_WORK TO COMPLETE_
Gather all lines from the material that contain the word "ylabel".

_Records_
= = = = =

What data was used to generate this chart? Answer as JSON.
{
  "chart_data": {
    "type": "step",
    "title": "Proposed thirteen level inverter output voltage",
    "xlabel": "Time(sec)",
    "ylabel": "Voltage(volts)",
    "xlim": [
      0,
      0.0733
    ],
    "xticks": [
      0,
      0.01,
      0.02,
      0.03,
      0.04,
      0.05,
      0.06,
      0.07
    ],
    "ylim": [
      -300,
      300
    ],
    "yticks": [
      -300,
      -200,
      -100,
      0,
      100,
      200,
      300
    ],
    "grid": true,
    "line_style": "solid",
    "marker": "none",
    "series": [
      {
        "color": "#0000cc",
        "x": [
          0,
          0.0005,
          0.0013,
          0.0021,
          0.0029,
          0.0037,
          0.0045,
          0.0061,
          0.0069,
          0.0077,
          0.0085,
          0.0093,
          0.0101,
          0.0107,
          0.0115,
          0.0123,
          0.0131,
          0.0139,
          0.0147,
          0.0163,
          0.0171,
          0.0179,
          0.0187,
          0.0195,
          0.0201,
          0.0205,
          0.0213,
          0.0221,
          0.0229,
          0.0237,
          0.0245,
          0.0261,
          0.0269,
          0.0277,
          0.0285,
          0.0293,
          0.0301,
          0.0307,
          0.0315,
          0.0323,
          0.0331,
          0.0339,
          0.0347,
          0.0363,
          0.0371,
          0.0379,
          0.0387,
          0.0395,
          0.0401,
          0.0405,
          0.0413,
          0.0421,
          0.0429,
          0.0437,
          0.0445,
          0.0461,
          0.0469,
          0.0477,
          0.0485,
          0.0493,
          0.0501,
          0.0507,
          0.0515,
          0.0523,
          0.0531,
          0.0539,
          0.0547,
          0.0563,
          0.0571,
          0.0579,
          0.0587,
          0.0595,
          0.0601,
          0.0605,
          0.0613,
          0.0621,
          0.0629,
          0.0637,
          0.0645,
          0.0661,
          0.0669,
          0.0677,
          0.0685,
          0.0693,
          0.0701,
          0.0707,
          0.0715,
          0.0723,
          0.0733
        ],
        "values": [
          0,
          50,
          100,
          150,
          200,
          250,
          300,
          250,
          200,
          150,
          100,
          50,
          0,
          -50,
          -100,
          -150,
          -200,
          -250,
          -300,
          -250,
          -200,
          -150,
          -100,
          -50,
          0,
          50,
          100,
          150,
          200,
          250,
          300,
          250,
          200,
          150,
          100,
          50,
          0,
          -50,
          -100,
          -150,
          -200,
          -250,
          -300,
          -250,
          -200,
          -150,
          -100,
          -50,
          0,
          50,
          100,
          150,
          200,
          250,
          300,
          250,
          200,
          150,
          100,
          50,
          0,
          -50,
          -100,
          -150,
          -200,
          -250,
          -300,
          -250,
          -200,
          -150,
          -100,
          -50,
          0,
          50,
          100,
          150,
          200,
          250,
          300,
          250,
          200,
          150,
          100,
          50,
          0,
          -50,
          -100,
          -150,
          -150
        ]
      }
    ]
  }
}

= = = = =

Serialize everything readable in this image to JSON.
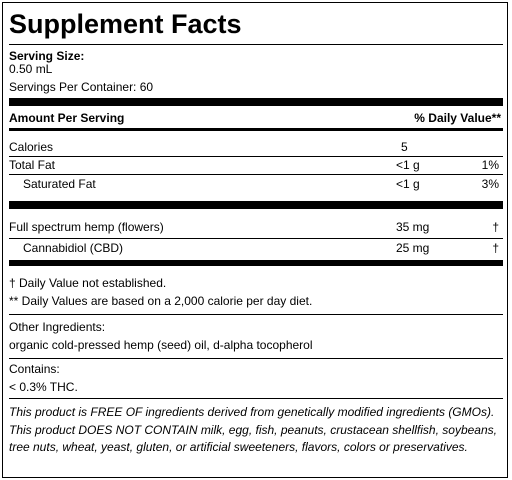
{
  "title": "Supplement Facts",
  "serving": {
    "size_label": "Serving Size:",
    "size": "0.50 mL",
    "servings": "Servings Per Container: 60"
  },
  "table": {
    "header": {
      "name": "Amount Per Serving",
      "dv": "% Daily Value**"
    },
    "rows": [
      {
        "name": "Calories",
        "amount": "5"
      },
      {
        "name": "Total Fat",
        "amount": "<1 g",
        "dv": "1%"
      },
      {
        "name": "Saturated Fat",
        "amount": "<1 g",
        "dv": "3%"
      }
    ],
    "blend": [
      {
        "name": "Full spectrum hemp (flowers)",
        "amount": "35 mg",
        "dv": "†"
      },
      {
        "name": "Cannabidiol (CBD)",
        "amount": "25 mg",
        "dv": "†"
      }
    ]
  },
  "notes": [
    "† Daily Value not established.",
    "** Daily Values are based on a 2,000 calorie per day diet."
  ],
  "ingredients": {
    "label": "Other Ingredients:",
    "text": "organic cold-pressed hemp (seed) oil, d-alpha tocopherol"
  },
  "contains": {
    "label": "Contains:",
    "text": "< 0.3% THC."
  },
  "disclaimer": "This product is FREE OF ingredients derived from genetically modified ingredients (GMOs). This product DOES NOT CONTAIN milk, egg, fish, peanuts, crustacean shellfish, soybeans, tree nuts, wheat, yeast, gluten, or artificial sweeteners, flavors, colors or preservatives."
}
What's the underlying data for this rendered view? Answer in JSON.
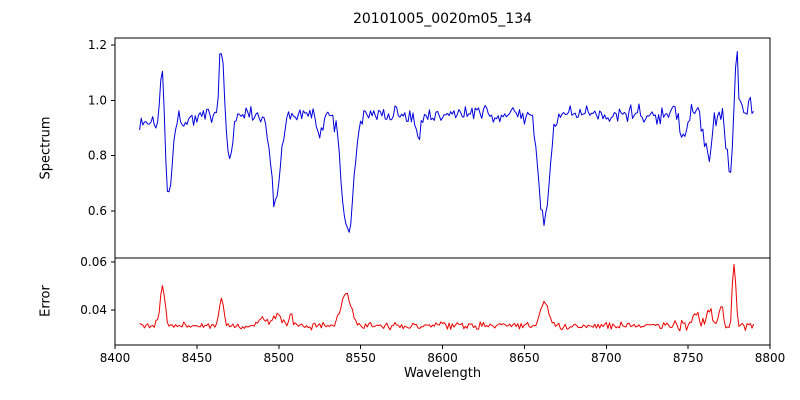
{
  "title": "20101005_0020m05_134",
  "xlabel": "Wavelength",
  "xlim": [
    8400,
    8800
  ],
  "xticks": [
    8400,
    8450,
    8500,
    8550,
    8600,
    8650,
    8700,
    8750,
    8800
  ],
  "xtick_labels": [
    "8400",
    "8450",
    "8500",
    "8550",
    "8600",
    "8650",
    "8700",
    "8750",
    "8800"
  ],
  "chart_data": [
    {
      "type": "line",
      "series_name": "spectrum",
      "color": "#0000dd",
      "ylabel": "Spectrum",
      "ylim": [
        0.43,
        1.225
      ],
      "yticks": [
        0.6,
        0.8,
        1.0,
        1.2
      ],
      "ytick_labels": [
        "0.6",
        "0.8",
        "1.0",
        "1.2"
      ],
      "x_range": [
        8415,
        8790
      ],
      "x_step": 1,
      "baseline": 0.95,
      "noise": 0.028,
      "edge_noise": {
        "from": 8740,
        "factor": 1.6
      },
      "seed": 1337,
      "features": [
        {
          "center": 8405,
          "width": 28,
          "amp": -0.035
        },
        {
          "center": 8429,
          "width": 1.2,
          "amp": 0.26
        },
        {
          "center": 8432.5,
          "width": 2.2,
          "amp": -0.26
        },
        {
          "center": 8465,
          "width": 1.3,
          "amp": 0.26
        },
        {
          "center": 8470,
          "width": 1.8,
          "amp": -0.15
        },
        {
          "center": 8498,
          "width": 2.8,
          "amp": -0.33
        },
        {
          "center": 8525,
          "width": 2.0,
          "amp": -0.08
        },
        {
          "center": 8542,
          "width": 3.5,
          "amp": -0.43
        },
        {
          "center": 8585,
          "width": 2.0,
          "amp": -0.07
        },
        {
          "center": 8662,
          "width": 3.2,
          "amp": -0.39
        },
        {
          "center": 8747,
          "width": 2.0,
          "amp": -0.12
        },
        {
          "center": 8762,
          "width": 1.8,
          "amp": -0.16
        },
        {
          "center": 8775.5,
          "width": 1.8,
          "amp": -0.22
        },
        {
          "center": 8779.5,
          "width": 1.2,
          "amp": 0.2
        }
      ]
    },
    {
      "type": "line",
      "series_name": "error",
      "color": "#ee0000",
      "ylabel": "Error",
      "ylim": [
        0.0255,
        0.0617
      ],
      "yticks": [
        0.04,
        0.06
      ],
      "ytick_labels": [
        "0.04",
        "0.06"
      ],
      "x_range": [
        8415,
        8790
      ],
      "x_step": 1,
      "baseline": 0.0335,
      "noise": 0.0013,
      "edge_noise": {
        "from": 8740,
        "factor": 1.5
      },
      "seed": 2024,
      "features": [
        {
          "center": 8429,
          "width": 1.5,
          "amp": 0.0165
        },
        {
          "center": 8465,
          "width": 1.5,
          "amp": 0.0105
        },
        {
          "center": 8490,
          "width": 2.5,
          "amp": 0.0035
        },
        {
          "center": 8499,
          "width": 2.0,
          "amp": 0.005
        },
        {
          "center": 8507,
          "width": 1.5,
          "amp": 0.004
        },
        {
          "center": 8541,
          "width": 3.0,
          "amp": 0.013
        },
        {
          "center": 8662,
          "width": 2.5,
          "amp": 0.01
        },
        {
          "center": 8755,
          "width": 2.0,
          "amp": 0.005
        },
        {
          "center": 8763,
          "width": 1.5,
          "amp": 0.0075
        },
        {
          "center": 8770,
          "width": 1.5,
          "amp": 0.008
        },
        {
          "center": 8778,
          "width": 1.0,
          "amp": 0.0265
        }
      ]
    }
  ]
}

= = = = =

_SOLUTION_
    "ylabel": "Voltage(volts)",
      "ylabel": "Spectrum",
      "ylabel": "Error",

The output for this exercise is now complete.